═══ THE INPUT ═══
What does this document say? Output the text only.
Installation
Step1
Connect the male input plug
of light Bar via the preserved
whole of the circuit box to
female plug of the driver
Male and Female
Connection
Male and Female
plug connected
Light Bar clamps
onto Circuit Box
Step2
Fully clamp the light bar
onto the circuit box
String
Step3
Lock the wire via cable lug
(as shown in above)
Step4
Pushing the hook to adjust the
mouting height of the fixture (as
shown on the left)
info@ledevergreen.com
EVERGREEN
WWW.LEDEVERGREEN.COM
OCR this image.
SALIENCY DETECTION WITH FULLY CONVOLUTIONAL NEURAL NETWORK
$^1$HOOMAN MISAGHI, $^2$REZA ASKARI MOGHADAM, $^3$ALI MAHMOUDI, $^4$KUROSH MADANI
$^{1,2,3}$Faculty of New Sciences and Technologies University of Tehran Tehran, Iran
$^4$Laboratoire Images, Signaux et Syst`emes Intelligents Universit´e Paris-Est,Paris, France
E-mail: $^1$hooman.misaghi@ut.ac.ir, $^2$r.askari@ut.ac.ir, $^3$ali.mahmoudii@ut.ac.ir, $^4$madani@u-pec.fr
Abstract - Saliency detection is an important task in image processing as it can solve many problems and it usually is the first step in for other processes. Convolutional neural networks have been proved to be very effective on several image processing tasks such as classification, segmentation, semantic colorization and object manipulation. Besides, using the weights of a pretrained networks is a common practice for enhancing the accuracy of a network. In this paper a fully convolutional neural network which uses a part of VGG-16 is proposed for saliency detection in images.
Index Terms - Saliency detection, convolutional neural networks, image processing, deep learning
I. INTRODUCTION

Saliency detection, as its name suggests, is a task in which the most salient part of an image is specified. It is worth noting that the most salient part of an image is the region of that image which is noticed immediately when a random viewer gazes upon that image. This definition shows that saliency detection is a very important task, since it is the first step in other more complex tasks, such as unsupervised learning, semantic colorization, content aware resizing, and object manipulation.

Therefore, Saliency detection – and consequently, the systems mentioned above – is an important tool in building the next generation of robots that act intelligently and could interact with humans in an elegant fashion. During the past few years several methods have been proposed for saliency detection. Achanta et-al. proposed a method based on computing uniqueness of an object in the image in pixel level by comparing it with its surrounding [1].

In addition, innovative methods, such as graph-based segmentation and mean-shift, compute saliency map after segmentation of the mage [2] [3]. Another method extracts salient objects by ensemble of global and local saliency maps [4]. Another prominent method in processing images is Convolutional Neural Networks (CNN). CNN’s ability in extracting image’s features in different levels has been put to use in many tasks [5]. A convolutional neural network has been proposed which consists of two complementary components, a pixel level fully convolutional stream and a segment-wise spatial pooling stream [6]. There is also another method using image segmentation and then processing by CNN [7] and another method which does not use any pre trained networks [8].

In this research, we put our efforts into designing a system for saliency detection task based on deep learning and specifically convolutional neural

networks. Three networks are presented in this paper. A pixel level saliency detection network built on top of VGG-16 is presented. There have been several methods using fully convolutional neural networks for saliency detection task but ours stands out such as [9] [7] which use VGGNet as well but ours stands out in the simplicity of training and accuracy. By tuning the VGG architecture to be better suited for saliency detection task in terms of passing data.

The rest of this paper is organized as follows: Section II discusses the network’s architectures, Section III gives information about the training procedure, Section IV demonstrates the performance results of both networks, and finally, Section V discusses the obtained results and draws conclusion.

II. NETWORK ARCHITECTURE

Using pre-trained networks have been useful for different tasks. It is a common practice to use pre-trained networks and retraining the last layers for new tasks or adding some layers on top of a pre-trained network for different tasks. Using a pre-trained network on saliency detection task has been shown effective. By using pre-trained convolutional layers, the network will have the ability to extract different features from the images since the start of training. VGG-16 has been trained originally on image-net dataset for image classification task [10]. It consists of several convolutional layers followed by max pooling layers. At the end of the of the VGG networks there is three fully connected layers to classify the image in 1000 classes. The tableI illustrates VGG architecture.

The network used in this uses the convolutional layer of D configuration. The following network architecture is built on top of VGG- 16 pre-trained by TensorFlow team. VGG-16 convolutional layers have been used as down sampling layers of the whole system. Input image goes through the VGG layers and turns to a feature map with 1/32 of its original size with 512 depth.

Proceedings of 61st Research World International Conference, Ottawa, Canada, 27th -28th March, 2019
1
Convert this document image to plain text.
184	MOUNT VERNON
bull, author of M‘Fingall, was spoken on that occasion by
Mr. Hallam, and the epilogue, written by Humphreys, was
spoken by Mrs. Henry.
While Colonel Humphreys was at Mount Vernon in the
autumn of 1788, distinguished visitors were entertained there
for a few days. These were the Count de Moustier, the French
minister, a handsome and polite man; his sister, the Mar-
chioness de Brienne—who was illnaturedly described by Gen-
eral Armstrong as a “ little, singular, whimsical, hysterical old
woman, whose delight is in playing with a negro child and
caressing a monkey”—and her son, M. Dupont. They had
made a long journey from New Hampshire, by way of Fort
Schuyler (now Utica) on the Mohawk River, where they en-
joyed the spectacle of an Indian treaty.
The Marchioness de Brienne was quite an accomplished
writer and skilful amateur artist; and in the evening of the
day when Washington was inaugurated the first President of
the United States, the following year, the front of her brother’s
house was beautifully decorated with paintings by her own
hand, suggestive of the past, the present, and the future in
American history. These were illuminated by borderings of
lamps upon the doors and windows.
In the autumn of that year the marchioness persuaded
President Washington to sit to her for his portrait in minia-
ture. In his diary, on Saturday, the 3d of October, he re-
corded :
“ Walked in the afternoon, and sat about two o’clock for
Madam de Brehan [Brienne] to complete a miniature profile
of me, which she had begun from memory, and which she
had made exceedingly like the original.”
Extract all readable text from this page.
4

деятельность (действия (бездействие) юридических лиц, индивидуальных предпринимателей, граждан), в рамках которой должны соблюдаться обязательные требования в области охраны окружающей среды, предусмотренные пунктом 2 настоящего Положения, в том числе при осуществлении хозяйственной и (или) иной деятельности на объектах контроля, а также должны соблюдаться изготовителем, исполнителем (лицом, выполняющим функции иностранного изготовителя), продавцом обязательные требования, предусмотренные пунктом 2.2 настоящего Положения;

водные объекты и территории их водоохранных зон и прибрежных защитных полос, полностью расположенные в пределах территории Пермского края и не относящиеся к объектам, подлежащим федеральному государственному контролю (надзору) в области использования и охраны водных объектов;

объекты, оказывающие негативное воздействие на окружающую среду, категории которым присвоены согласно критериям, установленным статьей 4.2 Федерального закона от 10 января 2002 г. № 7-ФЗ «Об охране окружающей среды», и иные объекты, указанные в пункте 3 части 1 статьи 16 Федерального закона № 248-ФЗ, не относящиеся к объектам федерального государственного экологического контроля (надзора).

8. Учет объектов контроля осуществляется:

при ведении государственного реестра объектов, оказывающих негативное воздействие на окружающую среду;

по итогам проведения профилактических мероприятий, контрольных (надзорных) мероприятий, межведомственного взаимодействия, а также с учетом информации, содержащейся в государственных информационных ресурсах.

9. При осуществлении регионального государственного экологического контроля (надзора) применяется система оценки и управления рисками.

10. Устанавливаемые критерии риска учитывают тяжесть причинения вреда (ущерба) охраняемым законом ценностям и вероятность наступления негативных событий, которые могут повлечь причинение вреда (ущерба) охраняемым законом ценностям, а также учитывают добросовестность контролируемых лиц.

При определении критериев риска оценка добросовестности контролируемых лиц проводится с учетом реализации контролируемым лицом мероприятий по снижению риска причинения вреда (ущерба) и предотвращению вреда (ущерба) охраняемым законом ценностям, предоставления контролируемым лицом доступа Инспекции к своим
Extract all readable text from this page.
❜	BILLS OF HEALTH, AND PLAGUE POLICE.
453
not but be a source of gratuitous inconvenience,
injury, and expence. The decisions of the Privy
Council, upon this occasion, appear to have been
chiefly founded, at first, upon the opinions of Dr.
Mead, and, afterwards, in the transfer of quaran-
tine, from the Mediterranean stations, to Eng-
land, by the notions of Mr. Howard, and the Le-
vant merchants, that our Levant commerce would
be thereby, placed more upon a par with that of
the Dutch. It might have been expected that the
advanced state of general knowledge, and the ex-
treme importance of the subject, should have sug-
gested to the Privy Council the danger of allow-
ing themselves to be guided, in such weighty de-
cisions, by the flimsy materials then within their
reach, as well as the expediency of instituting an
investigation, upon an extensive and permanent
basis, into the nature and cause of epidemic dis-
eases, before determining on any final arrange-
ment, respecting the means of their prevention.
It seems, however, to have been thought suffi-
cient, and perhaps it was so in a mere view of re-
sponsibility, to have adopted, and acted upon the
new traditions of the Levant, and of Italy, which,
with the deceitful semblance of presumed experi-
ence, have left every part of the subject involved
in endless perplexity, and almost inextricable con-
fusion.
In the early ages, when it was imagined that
═══
Sift the material for lines with the string "left". Copy each one found.

shown on the left)
ence, have left every part of the subject involved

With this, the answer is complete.